- **DIRECTIONS**:
• a. In the blog post about the Barefoot in the Park cast, rewrite the section between "Meet The Cast" and "about the show.", inclusive, changing "Telephone Man" to "Phone Repairman".
• b. Translate this sentence from the blog post about the Barefoot in the Park cast into French: "Barefoot in the Park is a show full of heart and laughs."
— START OF PASSAGE PROVIDED —
Category: Blogs

Meet The Cast of Barefoot in the Park: Andrew Tebo

Summer is far from over at the LDTC! Barefoot in the Park opens Aug. 30. We caught up with Andrew Tebo who has been seen in several LDTC productions including 1940’s Radio Hour & You’re a Good Man Charlie Brown. Here’s a little about Andrew’s take on his character the Telephone Man and his thoughts about the show.

Can you tell us about your character? I play the telephone repairman. He goes up huffing and puffing, to Corie and Paul’s new apartment in an attempt to fix their phone. He’s a true New Yorker and a fly on the wall to their marital discord.

What does Barefoot in the Park mean to you? Barefoot in the Park is a show full of heart and laughs. One of Neil Simons most witful written pieces.

What can audiences expect when they come to Barefoot in the Park? The LDTC Audiences should be ready to smile from ear to ear watching a quirky newlywed couple settle into their new home, six stories up from the busy New York streets.
— END OF PASSAGE PROVIDED —
— START OF RECORDS SHOWN —
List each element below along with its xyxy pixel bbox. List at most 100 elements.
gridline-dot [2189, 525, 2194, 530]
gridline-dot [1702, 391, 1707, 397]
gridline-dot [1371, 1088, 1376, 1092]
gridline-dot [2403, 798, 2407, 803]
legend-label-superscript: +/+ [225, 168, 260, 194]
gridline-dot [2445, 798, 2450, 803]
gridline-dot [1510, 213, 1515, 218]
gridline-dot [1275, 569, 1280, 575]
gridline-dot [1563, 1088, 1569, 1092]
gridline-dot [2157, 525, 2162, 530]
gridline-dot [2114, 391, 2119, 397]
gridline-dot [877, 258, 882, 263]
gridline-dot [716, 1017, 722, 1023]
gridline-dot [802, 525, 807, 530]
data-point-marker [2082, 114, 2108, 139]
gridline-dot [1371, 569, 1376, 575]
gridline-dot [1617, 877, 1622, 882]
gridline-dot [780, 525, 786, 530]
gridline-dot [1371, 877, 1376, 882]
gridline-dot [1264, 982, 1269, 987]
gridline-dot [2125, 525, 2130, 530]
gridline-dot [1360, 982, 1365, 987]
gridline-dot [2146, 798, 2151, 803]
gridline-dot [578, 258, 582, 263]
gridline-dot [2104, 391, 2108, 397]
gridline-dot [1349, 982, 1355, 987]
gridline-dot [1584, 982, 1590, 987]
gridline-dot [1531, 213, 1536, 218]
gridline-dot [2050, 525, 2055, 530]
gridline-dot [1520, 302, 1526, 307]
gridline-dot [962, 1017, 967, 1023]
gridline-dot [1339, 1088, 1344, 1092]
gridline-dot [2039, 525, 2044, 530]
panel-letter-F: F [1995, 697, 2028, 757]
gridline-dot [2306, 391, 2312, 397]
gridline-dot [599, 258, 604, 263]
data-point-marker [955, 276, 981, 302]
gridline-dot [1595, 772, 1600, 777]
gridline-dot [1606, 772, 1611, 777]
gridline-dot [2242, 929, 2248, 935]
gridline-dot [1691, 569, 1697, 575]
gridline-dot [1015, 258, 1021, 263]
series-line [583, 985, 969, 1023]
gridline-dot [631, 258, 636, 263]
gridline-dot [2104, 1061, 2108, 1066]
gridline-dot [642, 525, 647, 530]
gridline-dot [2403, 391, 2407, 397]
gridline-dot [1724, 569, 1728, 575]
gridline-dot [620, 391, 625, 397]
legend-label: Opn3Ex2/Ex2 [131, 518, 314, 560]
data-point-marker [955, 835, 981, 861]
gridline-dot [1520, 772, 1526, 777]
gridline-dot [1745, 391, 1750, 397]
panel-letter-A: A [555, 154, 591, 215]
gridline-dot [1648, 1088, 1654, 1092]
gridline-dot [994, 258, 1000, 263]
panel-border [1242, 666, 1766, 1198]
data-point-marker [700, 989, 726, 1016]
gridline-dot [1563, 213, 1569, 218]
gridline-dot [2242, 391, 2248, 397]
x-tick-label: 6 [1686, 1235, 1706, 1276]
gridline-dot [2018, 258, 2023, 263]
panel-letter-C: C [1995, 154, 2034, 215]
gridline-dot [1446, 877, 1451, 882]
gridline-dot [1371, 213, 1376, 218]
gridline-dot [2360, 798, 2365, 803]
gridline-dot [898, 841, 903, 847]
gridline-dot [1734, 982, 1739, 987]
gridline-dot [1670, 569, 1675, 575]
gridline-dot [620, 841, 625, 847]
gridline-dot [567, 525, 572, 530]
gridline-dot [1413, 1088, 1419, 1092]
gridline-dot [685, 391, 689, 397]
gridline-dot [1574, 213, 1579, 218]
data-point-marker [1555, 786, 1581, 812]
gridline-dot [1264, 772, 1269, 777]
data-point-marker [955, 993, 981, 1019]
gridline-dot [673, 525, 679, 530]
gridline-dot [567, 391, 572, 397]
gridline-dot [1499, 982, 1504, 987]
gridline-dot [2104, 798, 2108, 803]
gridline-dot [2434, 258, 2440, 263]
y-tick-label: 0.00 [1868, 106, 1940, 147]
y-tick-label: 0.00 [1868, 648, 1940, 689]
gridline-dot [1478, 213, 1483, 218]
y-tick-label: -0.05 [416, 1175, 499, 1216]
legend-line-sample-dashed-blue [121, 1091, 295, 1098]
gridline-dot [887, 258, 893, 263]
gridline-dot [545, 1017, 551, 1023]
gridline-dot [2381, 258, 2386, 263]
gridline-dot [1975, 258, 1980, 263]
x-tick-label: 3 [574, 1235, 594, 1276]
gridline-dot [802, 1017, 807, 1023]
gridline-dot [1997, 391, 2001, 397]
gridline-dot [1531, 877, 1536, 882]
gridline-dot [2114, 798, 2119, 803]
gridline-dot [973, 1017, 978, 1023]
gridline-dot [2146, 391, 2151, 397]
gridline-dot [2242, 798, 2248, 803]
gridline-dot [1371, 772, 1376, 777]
— END OF RECORDS SHOWN —
- **FINAL ANSWERS**:
• a.
Meet The Cast of Barefoot in the Park: Andrew Tebo

Summer is far from over at the LDTC! Barefoot in the Park opens Aug. 30. We caught up with Andrew Tebo who has been seen in several LDTC productions including 1940’s Radio Hour & You’re a Good Man Charlie Brown. Here’s a little about Andrew’s take on his character the Phone Repairman and his thoughts about the show.

• b. Barefoot in the Park est un spectacle plein de cœur et de rires.